*** Material for this exercise
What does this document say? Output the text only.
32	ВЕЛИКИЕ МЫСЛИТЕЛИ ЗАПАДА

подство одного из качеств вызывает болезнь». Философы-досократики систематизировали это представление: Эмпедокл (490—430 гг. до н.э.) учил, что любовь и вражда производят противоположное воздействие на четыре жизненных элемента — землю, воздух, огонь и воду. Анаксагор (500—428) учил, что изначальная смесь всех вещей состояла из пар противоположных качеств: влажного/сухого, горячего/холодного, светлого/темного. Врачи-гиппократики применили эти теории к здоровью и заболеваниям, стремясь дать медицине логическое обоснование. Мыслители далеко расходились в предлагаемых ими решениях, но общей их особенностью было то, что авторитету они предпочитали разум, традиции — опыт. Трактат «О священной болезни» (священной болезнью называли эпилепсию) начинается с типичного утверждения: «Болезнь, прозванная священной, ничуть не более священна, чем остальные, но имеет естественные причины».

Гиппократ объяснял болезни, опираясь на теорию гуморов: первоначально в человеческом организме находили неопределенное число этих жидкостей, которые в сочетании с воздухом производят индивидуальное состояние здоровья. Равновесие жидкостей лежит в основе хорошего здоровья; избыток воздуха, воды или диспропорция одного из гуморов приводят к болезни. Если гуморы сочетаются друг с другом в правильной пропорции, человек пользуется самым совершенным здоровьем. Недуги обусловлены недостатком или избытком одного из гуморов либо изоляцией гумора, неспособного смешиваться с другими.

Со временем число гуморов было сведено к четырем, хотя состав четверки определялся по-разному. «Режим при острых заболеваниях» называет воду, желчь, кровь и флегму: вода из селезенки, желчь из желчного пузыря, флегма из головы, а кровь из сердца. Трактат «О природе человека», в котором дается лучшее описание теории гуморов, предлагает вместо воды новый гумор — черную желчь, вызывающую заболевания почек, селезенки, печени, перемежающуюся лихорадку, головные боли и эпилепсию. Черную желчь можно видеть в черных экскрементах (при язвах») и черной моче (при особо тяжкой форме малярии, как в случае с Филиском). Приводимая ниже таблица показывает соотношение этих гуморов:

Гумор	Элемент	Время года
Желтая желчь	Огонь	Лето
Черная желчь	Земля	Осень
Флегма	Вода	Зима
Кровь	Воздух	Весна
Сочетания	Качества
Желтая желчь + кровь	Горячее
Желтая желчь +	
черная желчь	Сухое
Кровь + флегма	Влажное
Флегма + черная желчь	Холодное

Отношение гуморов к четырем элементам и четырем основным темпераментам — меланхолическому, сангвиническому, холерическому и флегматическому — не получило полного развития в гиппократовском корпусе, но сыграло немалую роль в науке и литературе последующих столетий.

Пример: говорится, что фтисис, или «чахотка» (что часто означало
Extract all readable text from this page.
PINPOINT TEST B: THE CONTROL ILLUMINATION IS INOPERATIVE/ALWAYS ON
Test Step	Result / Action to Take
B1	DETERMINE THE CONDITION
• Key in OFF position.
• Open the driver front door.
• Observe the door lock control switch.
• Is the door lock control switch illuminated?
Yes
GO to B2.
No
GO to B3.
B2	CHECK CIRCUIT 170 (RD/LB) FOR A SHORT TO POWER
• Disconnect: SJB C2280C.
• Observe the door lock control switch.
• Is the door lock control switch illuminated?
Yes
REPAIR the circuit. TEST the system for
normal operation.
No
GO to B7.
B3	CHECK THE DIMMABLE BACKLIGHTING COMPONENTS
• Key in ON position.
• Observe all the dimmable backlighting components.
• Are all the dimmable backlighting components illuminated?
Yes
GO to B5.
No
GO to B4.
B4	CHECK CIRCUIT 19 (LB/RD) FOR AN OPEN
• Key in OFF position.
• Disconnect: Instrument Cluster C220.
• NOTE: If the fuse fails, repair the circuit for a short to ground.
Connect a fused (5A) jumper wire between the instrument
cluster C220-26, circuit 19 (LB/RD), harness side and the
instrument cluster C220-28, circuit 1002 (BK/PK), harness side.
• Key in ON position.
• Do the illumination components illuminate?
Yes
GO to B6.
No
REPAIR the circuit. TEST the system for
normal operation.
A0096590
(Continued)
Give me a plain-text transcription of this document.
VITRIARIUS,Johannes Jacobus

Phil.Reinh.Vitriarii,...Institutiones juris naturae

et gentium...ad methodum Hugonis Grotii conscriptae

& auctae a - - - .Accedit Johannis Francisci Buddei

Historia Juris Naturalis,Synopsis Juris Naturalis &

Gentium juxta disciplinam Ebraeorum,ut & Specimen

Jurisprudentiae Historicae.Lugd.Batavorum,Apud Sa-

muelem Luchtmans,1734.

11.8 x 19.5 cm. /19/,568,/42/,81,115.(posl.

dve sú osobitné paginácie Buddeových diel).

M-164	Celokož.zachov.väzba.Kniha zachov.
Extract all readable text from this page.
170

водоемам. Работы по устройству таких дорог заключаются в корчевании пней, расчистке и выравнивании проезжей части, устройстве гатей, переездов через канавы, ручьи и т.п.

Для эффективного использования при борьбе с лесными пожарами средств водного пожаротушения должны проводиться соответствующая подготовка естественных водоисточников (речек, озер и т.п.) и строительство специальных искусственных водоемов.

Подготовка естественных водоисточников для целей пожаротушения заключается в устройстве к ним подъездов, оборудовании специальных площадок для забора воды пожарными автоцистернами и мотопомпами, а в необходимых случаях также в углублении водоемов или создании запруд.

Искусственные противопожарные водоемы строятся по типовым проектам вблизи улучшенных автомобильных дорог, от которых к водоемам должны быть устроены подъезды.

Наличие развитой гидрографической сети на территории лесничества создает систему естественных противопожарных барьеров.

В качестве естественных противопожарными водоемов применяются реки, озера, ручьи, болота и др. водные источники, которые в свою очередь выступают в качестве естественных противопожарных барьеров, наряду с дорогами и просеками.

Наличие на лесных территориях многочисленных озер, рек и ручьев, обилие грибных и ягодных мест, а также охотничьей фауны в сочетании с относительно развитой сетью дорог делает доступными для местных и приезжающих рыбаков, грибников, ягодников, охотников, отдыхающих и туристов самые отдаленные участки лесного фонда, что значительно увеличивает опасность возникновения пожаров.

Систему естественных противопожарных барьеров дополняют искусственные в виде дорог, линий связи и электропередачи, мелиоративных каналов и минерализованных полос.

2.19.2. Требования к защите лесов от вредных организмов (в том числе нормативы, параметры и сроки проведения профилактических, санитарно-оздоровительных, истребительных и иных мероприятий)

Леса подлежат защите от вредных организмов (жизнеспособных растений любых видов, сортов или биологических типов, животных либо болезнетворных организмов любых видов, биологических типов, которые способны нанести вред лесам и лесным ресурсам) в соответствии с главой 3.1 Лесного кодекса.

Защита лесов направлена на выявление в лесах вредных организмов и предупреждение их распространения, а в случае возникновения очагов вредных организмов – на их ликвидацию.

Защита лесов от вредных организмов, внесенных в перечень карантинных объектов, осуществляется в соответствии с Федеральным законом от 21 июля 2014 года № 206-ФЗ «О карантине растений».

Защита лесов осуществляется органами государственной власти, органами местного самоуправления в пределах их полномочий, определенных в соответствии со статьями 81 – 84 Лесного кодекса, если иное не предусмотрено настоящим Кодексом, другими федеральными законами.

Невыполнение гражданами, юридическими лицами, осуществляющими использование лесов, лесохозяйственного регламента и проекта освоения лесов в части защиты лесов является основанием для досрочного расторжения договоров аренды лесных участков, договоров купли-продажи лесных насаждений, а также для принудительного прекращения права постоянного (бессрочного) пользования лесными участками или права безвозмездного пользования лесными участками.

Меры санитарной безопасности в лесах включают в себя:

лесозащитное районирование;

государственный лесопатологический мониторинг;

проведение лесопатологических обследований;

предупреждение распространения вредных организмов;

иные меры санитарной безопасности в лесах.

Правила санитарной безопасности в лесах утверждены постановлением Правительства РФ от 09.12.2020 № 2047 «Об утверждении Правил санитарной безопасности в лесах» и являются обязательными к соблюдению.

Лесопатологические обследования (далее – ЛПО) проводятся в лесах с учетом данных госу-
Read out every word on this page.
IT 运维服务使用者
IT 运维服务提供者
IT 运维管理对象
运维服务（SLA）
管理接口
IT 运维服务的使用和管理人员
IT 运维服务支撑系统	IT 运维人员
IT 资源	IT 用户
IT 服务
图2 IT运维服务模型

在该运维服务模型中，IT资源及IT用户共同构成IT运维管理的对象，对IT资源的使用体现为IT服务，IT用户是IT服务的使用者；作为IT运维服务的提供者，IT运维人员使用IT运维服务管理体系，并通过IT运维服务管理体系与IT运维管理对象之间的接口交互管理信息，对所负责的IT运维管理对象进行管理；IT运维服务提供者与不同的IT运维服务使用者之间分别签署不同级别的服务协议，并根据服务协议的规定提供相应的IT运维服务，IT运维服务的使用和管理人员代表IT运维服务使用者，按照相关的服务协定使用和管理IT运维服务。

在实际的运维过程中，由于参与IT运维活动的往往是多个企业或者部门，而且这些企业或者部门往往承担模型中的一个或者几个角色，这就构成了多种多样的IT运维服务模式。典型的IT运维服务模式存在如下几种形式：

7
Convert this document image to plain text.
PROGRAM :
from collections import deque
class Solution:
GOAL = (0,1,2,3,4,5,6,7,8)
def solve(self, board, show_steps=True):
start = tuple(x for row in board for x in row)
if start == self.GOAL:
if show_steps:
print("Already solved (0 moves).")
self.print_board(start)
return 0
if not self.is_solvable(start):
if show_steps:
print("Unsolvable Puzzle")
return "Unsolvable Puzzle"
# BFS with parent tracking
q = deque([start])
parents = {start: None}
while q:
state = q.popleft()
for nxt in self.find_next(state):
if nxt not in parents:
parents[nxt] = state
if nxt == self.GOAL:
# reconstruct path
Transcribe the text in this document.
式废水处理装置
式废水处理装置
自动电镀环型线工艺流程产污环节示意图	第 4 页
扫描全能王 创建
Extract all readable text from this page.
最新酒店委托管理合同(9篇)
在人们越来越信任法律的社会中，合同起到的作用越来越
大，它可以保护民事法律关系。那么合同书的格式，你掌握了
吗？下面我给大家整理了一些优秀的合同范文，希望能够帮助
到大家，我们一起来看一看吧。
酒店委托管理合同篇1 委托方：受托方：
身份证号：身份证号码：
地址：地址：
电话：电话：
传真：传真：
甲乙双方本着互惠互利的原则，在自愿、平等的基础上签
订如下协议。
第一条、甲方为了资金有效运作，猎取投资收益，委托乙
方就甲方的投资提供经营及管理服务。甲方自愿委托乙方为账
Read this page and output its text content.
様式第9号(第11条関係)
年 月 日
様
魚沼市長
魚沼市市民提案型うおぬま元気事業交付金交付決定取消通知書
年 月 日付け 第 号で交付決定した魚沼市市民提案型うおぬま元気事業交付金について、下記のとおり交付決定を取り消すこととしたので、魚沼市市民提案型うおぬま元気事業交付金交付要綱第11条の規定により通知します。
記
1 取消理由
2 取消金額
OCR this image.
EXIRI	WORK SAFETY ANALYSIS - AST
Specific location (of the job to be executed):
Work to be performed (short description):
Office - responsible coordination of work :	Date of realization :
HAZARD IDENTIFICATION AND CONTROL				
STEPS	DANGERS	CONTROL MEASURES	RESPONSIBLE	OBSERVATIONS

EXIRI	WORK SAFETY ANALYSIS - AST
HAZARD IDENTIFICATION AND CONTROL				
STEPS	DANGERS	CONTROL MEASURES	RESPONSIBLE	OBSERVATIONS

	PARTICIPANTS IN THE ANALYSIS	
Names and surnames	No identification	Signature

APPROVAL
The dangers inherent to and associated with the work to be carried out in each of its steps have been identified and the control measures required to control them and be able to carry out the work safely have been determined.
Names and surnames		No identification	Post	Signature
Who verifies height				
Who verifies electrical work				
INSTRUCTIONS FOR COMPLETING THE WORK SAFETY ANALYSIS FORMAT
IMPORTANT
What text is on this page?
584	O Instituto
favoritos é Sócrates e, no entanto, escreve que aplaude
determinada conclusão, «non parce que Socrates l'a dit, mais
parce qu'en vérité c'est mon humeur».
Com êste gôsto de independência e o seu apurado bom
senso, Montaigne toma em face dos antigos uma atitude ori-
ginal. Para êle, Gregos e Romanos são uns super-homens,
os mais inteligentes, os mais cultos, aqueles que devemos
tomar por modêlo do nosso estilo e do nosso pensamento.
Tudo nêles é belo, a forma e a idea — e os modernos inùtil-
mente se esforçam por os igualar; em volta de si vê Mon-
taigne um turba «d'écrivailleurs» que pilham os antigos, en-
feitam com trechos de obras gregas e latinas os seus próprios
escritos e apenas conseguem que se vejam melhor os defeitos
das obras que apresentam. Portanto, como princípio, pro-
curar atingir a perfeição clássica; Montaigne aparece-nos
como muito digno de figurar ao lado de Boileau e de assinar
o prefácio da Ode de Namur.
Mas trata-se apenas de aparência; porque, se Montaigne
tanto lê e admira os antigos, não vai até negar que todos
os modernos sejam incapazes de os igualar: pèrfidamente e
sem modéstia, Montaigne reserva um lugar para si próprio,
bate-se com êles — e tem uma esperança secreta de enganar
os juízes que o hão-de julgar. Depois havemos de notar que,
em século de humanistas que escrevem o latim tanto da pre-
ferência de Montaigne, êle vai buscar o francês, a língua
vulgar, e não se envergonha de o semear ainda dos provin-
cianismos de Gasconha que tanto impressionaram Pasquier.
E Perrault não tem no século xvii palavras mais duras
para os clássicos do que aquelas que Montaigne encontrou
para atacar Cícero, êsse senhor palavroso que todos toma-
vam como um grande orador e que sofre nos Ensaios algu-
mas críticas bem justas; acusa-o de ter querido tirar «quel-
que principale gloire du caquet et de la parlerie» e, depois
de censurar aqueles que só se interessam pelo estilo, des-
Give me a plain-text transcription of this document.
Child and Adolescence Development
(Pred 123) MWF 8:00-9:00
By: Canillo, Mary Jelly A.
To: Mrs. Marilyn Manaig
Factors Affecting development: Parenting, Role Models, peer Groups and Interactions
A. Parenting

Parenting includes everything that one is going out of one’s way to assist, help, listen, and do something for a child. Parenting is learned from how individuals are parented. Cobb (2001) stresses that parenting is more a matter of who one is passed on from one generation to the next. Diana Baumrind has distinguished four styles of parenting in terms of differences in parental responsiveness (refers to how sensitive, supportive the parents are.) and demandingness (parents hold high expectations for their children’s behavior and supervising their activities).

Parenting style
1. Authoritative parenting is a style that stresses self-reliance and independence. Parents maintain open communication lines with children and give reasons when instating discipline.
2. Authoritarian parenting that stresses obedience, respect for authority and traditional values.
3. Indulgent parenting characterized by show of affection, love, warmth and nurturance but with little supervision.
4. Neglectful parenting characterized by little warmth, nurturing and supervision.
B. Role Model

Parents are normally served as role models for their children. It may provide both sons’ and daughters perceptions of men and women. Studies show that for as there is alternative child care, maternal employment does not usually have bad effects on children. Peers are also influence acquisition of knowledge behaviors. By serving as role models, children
******
## Your objective
From the entries above, select each line containing the string "verifies".

## Completed exercise
Who verifies height				
Who verifies electrical work				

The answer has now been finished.